• **Requisitos da tarefa**
(A) Responda às perguntas abaixo com base no texto sobre a política de imigração em Portugal.
(i) Segundo o texto, quanto tempo pode demorar o processo de regularização pendente no SEF?
(ii) Com que montante contribuíram os imigrantes para a segurança social em 2020?
(iii) Que lei é alterada para que o processo de regularização pendente seja um limite à expulsão?
(B) Prossiga o texto sobre a política de imigração em Portugal a partir da sua última frase.

• **Excerto para leitura**
┏━━

Para além do supra exposto, persistem outras injustiças vertidas na nossa política de imigração em Portugal, cuja presente iniciativa visa colmatar.

No que diz respeito ao acesso ao trabalho, existe uma situação que não só não faz sentido, como deixa cidadãos vulneráveis e expostos a situações de exploração. Por um lado, a nossa lei não permite que seja celebrado contrato de trabalho com um cidadão em situação irregular, na medida em que tem de ser referido o visto ou autorização de residência, implicando a sua ausência uma contraordenação para a entidade empregadora.

Contudo, a atribuição de número de identificação da segurança social depende, muitas vezes, da própria celebração de um contrato de trabalho ou promessa de contrato de trabalho. Face a esta burocracia e manifesta injustiça, o PAN propõe que seja alterado o Código do Trabalho, de forma a que não seja a entidade empregadora de cidadão estrangeiro que tenha processo de regularização pendente no SEF ou na futura entidade competente sujeita a contraordenação.

A presente iniciativa o PAN promove ainda o princípio da igualdade de tratamento perante o regime contributivo, mais concretamente um princípio de contribuições iguais, prestações iguais. Isto porque, no atual regime, trabalhadores imigrantes que paguem as suas contribuições, mas que tenham o processo de regularização pendente no SEF, que pode demorar até 3 anos, em caso de desemprego involuntário, não têm acesso ao subsídio de desemprego em condições similares aos demais cidadãos que pagam as suas contribuições. É necessário colmatar esta injustiça, recordando que, em 2020, os imigrantes em Portugal contribuíram com mais de mil milhões de euros em contribuições para a segurança social, mas só beneficiaram de 273 milhões de euros em prestações sociais, segundo o relatório estatístico do Observatório das Migrações.

Relativamente às situações de deportação em caso de processo de regularização pendente no SEF ou na futura entidade competente, o PAN entende que é necessário clarificar a lei. Apesar de, na prática, por regra, tal já se verificar, não está previsto de forma inequívoca na lei, o que causa uma grande insegurança aos imigrantes. Por conseguinte, a presente proposta altera a Lei de Estrangeiros para que o processo de regularização pendente seja um limite à expulsão e que a existência de processo de regularização obste, igualmente, à detenção.

É também proposto na presente iniciativa que, devido ao contexto de vulnerabilidade social e psicológico da detenção de migrantes, e o facto de desconhecerem a língua, se exija que seja assegurada a presença de uma entidade externa que desempenhe o papel de monitorização do respeito pelos direitos humanos, apoio social e psicológico nos centros de detenção.

┗━━

[Dados de anotação de caixas]

┏━━

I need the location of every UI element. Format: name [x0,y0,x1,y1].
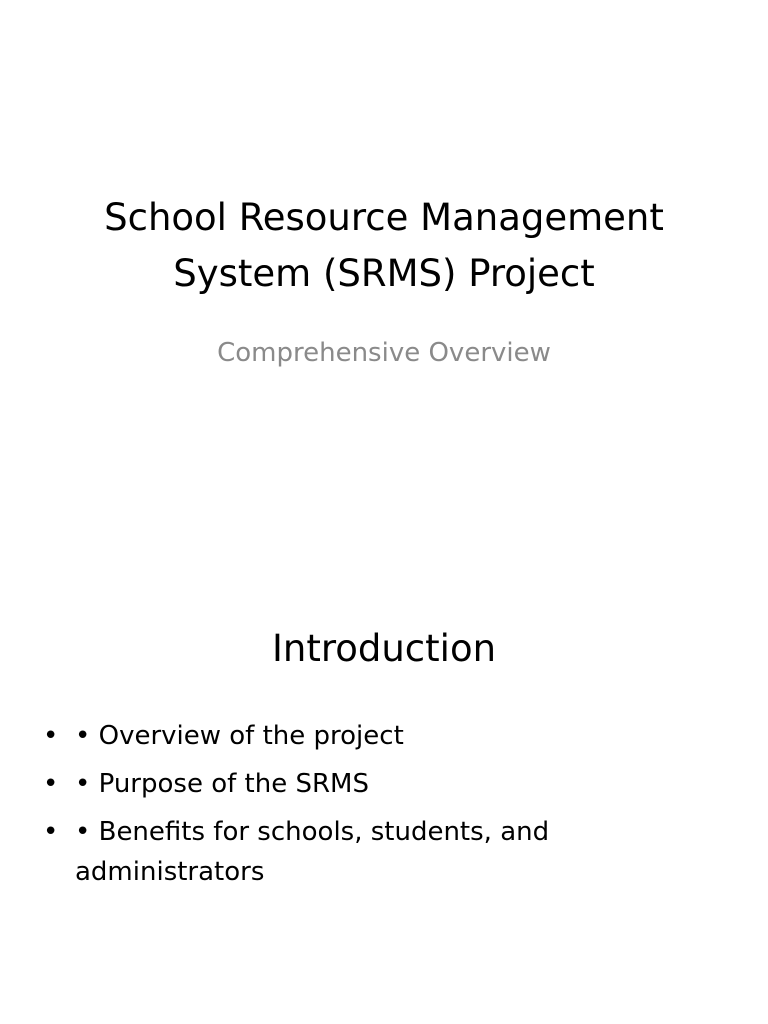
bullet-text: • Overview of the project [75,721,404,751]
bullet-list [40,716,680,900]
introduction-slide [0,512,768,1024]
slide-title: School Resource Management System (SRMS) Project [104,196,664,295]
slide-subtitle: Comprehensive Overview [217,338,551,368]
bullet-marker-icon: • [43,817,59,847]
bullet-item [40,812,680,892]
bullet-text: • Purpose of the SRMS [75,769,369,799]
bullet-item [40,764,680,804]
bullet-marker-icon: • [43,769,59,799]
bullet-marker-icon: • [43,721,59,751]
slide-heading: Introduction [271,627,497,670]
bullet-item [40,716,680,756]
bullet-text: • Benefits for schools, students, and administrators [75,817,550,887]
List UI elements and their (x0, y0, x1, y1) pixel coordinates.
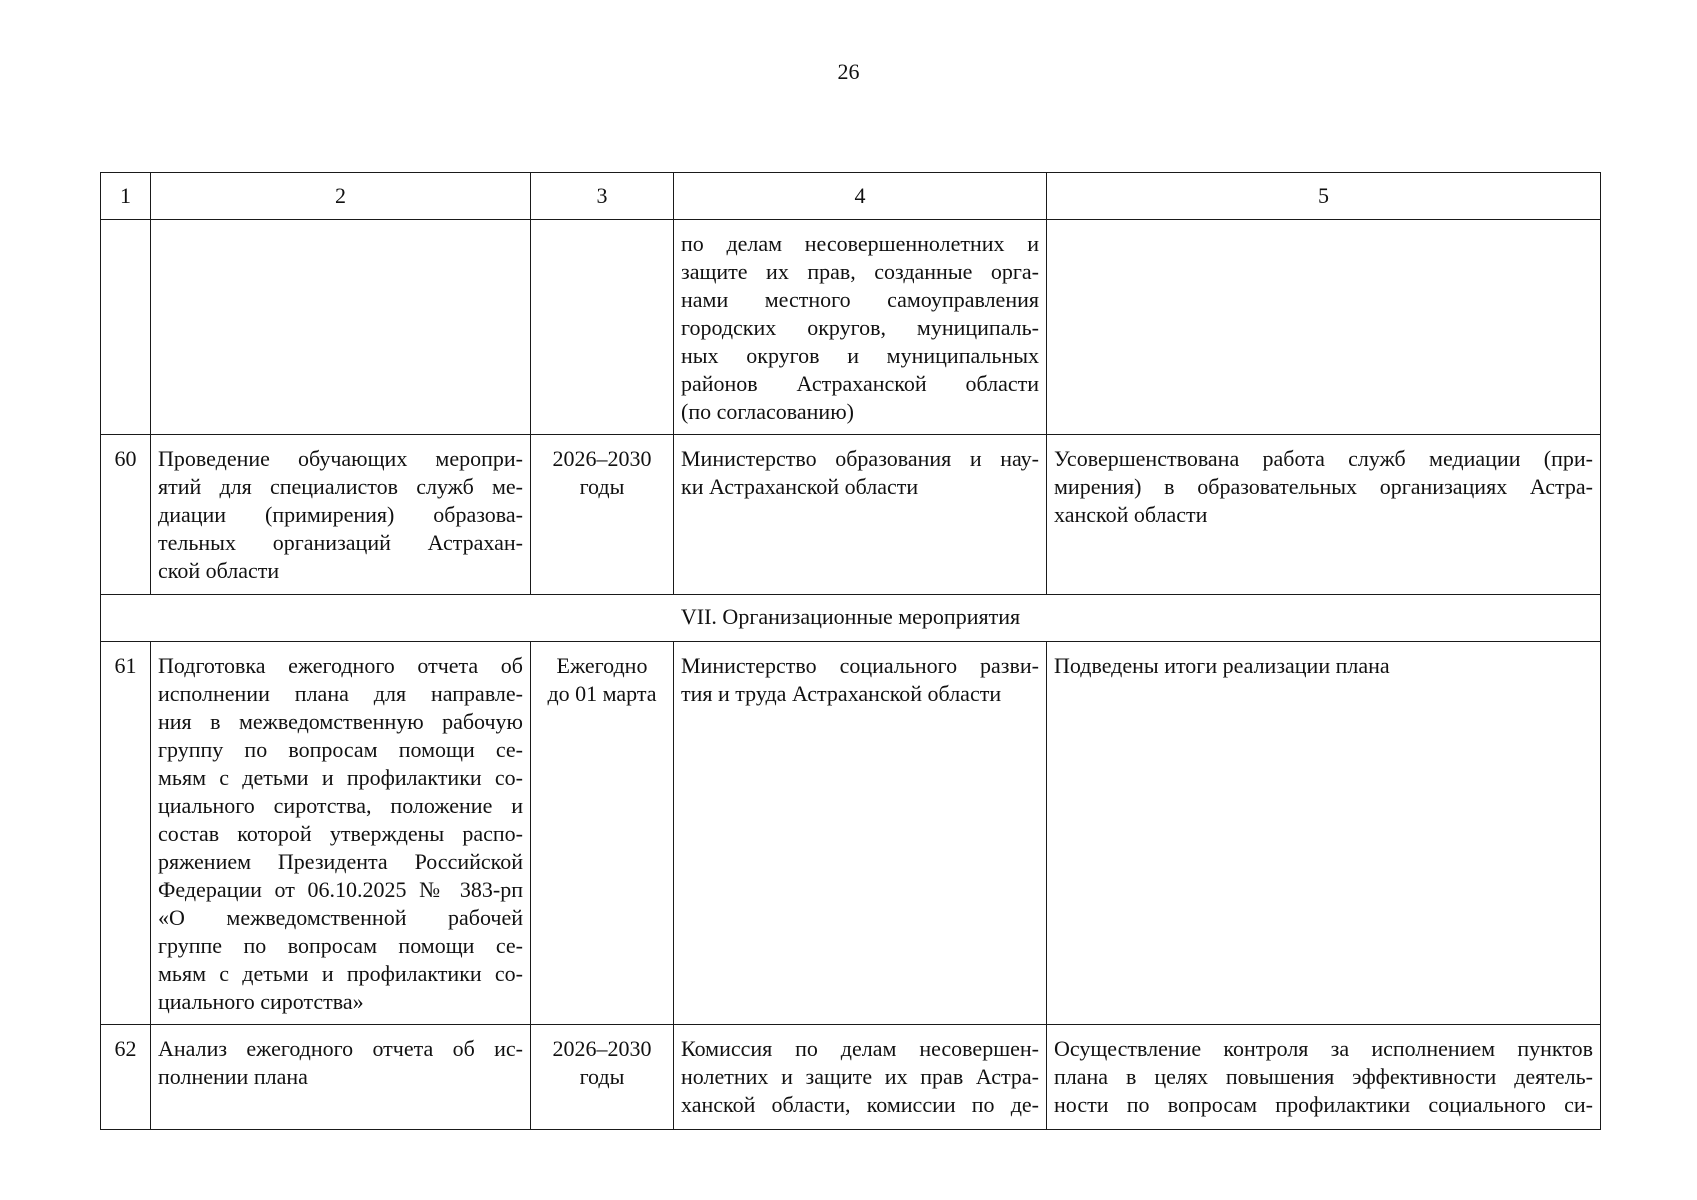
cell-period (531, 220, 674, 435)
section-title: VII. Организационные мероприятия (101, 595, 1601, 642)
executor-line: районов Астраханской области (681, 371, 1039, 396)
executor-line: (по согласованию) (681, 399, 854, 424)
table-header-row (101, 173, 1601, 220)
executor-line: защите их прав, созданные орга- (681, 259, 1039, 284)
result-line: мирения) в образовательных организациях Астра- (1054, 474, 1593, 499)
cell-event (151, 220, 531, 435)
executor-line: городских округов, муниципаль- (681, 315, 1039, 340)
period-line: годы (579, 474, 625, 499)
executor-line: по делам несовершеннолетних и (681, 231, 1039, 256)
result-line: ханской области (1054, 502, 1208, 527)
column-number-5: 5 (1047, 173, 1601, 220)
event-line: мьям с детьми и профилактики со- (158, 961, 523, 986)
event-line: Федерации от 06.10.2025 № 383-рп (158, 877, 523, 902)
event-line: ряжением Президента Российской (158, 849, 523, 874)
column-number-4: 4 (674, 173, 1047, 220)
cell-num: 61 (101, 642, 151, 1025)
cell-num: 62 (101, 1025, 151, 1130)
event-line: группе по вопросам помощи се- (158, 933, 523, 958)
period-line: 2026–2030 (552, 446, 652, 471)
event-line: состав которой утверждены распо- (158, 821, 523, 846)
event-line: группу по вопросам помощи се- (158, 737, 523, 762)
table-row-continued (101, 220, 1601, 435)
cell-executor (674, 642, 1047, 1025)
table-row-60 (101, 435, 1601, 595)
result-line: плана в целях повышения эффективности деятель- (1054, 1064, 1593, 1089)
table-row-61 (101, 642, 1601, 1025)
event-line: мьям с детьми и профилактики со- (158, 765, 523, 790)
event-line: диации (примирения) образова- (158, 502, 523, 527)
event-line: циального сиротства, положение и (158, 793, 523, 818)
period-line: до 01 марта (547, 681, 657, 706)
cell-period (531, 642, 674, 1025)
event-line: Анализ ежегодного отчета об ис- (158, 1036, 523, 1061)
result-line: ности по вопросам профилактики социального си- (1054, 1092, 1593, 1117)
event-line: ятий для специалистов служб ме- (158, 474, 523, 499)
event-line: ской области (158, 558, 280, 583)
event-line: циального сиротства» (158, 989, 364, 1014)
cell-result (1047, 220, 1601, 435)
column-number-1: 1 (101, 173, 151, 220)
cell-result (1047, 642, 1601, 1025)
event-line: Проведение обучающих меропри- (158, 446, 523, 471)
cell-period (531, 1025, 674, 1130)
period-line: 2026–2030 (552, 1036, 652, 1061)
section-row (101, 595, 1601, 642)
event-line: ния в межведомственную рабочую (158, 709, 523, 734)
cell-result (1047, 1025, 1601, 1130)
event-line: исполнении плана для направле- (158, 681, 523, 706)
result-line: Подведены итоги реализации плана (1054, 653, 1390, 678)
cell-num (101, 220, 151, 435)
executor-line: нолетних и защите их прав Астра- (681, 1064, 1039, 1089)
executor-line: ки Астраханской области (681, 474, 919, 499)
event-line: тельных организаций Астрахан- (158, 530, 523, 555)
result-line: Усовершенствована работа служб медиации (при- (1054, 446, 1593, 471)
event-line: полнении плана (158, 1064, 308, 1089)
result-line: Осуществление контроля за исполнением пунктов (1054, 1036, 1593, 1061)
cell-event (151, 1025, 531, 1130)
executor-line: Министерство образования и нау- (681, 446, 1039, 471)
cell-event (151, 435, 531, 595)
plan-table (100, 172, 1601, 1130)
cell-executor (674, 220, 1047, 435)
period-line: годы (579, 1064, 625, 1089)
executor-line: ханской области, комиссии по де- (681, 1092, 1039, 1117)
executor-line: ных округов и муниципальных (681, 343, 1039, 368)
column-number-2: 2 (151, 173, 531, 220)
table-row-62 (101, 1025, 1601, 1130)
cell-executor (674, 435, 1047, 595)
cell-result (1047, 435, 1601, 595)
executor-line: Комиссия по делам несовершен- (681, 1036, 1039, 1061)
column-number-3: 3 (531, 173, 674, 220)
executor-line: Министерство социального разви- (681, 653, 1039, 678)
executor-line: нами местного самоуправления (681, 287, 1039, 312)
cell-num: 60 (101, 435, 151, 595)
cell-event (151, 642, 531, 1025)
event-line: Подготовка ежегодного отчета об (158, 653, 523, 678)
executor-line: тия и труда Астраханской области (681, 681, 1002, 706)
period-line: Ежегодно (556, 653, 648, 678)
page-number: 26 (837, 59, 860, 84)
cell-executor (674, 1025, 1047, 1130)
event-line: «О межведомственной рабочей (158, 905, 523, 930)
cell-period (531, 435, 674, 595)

┗━━

• **Respostas do exercício**
(A)
(i) Pode demorar até 3 anos.
(ii) Contribuíram com mais de mil milhões de euros.
(iii) A Lei de Estrangeiros.

(B)
Ainda no que diz respeito às garantias processuais efetivas, o PAN propõe que o cidadão esteja sempre acompanhado por advogado na prestação de declarações em todos os postos de fronteira, o que implicará uma atribuição mais célere de advogados oficiosos.

Finalmente, pretende-se que para uma verdadeira integração é necessário facilitar o acesso à língua e ao trabalho e, por tal, propõe-se que sejam abertos cursos de língua portuguesa com vista a permitir a integração de imigrantes sem autorização de residência regularizada e a disponibilização do acesso à língua portuguesa como língua estrangeira nas escolas públicas para imigrantes e refugiados, bem como a garantia de uma bolsa de intérpretes, disponíveis para acompanhar os refugiados e imigrantes nas suas deslocações aos serviços essenciais do estado.

Ainda sobre o acesso ao trabalho, pretende-se que as pessoas imigrantes com processo de regulamentação pendente possam inscrever-se no IEFP, I.P. para acesso a formação profissional, cursos de Português Língua de Acolhimento e procura de oportunidades de emprego.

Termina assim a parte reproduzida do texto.